» Challenge
Show every line in the entries below where the word "Frequency" appears.

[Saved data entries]
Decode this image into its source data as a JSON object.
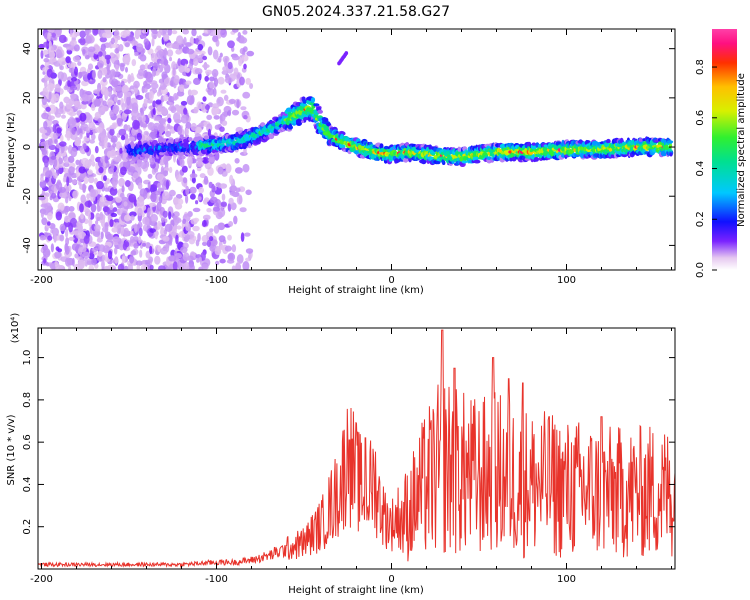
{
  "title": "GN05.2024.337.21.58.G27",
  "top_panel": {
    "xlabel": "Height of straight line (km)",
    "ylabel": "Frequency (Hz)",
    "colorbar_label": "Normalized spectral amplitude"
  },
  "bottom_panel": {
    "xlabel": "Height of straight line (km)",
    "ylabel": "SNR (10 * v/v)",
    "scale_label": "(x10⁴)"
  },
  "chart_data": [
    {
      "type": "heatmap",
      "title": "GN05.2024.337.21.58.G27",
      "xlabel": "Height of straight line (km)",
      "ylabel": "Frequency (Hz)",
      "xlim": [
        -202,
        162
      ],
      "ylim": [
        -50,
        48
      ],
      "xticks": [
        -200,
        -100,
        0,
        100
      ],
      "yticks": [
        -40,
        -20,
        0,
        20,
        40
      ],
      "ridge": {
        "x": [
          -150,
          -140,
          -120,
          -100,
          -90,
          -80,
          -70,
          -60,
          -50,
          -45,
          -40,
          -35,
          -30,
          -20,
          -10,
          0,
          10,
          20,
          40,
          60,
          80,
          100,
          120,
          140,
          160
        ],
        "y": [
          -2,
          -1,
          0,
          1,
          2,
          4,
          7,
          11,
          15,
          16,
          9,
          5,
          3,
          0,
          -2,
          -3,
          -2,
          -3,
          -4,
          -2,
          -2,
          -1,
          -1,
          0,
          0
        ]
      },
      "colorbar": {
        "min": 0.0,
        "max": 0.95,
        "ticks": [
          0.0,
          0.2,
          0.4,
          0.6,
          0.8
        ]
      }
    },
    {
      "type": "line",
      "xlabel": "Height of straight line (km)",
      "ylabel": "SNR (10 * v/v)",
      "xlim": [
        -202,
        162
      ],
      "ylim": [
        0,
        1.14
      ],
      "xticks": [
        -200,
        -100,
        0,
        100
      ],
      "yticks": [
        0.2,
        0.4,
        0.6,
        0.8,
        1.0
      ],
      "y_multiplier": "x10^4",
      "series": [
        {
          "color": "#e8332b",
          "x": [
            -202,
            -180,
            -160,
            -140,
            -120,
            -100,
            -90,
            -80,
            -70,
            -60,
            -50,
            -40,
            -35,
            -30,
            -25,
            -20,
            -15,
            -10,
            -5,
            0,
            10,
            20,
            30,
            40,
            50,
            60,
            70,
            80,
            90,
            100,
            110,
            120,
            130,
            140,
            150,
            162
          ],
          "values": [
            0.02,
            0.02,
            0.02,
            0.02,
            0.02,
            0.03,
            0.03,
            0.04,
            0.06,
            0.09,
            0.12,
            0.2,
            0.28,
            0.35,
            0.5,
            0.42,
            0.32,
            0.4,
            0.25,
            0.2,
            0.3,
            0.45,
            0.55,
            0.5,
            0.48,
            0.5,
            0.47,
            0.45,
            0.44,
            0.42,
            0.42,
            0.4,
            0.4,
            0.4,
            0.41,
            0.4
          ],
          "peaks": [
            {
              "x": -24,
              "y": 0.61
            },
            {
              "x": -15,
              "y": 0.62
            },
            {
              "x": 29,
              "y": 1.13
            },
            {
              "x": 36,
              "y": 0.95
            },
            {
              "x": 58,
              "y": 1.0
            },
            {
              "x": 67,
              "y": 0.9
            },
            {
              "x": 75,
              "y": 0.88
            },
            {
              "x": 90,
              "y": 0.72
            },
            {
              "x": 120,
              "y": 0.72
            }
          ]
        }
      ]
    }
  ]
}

» The completed task
    "ylabel": "Frequency (Hz)",
      "ylabel": "Frequency (Hz)",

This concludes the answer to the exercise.